- _What you have to do_
Your task is to give the number of lines in the listing that include "name", and nothing else.

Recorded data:

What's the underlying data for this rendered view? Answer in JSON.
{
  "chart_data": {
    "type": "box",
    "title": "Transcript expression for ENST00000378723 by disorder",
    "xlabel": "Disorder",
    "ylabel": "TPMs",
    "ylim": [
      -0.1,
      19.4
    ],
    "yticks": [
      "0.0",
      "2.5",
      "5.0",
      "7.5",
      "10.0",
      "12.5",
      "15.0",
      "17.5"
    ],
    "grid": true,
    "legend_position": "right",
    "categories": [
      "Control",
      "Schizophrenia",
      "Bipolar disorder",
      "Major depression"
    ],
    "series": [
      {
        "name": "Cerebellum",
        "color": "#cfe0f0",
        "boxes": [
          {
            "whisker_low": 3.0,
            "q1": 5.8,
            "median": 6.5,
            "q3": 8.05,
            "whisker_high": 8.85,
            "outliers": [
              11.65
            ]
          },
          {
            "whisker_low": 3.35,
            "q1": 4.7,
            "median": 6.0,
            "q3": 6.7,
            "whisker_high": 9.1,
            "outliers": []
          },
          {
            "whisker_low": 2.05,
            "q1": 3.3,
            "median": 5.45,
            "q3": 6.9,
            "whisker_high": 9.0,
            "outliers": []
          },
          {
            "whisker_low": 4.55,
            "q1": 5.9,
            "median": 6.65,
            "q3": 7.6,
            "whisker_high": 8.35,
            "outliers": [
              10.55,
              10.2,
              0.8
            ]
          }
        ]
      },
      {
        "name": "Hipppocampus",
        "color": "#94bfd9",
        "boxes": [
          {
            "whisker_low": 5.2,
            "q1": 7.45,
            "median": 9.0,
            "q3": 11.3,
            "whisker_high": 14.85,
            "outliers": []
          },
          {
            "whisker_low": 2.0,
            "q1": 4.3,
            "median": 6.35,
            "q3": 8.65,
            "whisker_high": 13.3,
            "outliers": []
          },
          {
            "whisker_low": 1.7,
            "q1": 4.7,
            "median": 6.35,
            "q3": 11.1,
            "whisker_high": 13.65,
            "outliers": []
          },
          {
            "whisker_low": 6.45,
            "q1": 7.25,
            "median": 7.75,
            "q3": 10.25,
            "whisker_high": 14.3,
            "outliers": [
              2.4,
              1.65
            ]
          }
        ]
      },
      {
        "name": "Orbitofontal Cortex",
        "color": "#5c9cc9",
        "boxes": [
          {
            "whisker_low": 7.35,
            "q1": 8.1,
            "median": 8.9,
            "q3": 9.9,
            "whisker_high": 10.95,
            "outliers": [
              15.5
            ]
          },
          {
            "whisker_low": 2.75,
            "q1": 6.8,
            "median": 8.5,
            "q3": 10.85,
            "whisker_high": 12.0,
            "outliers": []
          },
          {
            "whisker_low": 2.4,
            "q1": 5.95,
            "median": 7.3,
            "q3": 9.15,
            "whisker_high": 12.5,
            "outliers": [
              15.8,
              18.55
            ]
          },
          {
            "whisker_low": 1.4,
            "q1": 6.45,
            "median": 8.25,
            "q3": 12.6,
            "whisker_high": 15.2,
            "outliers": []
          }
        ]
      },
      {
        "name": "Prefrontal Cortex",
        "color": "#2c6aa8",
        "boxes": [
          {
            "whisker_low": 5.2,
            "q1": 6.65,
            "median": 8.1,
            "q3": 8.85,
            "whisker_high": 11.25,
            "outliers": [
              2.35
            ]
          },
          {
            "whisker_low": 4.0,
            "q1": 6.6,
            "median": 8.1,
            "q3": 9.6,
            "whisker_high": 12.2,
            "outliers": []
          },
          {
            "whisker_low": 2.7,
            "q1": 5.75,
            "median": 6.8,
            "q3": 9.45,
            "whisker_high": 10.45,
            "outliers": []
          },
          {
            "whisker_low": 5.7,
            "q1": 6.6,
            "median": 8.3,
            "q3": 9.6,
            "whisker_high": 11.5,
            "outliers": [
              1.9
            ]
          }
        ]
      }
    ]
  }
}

- _Exercise output_
4